Dataset items
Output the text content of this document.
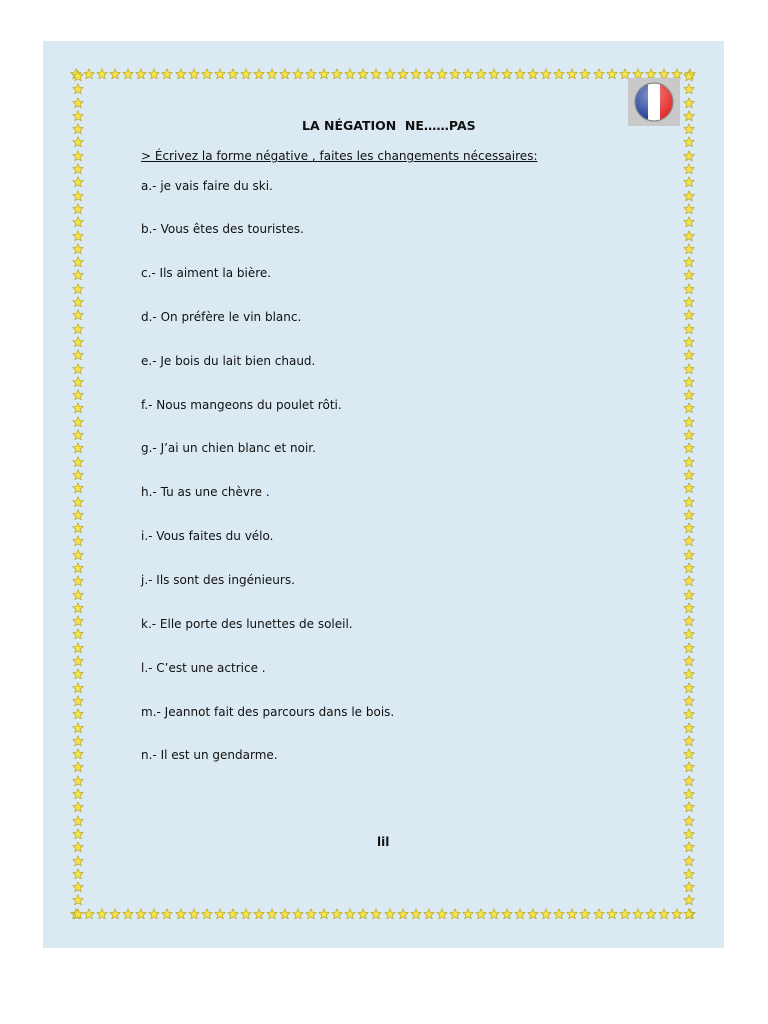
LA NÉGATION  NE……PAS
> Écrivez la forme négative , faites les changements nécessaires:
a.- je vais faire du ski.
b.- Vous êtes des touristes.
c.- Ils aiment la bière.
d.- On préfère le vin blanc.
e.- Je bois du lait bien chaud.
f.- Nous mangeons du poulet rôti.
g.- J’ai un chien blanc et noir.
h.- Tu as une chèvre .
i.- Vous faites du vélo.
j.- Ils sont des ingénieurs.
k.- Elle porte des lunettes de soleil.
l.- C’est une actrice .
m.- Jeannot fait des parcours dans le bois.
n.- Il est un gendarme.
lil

» **EXERCISE DIRECTIONS**: Output every entry exactly as given; pictures are not part of the copy.

» **WRITTEN ANSWER**:
Output the text content of this document.
LA NÉGATION  NE……PAS
> Écrivez la forme négative , faites les changements nécessaires:
a.- je vais faire du ski.
b.- Vous êtes des touristes.
c.- Ils aiment la bière.
d.- On préfère le vin blanc.
e.- Je bois du lait bien chaud.
f.- Nous mangeons du poulet rôti.
g.- J’ai un chien blanc et noir.
h.- Tu as une chèvre .
i.- Vous faites du vélo.
j.- Ils sont des ingénieurs.
k.- Elle porte des lunettes de soleil.
l.- C’est une actrice .
m.- Jeannot fait des parcours dans le bois.
n.- Il est un gendarme.
lil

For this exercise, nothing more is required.